### What you will do:
Examine the records and identify each line that includes the string "报文上下行标识及长度". Copy those lines.

(Data entries)
┌──

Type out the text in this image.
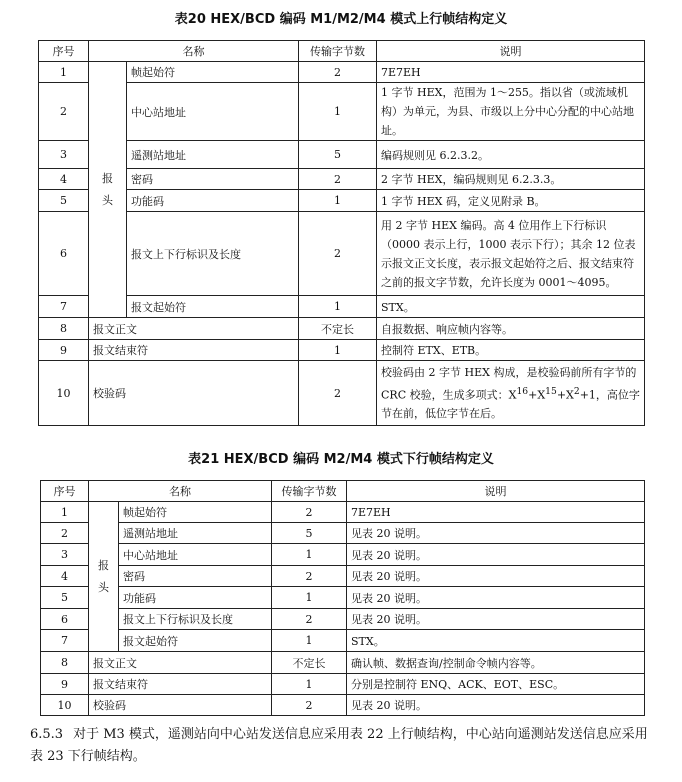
表20 HEX/BCD 编码 M1/M2/M4 模式上行帧结构定义
序号	名称		传输字节数	说明
1	报头	帧起始符	2	7E7EH
2		中心站地址	1	1 字节 HEX，范围为 1～255。指以省（或流域机构）为单元，为县、市级以上分中心分配的中心站地址。
3		遥测站地址	5	编码规则见 6.2.3.2。
4		密码	2	2 字节 HEX，编码规则见 6.2.3.3。
5		功能码	1	1 字节 HEX 码，定义见附录 B。
6		报文上下行标识及长度	2	用 2 字节 HEX 编码。高 4 位用作上下行标识（0000 表示上行，1000 表示下行）；其余 12 位表示报文正文长度，表示报文起始符之后、报文结束符之前的报文字节数，允许长度为 0001～4095。
7		报文起始符	1	STX。
8	报文正文		不定长	自报数据、响应帧内容等。
9	报文结束符		1	控制符 ETX、ETB。
10	校验码		2	校验码由 2 字节 HEX 构成，是校验码前所有字节的 CRC 校验，生成多项式：$X^{16}+X^{15}+X^2+1$，高位字节在前，低位字节在后。
表21 HEX/BCD 编码 M2/M4 模式下行帧结构定义
序号	名称		传输字节数	说明
1	报头	帧起始符	2	7E7EH
2		遥测站地址	5	见表 20 说明。
3		中心站地址	1	见表 20 说明。
4		密码	2	见表 20 说明。
5		功能码	1	见表 20 说明。
6		报文上下行标识及长度	2	见表 20 说明。
7		报文起始符	1	STX。
8	报文正文		不定长	确认帧、数据查询/控制命令帧内容等。
9	报文结束符		1	分别是控制符 ENQ、ACK、EOT、ESC。
10	校验码		2	见表 20 说明。
6.5.3 对于 M3 模式，遥测站向中心站发送信息应采用表 22 上行帧结构，中心站向遥测站发送信息应采用表 23 下行帧结构。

└──

### Result of the exercise:
6		报文上下行标识及长度	2	用 2 字节 HEX 编码。高 4 位用作上下行标识（0000 表示上行，1000 表示下行）；其余 12 位表示报文正文长度，表示报文起始符之后、报文结束符之前的报文字节数，允许长度为 0001～4095。
6		报文上下行标识及长度	2	见表 20 说明。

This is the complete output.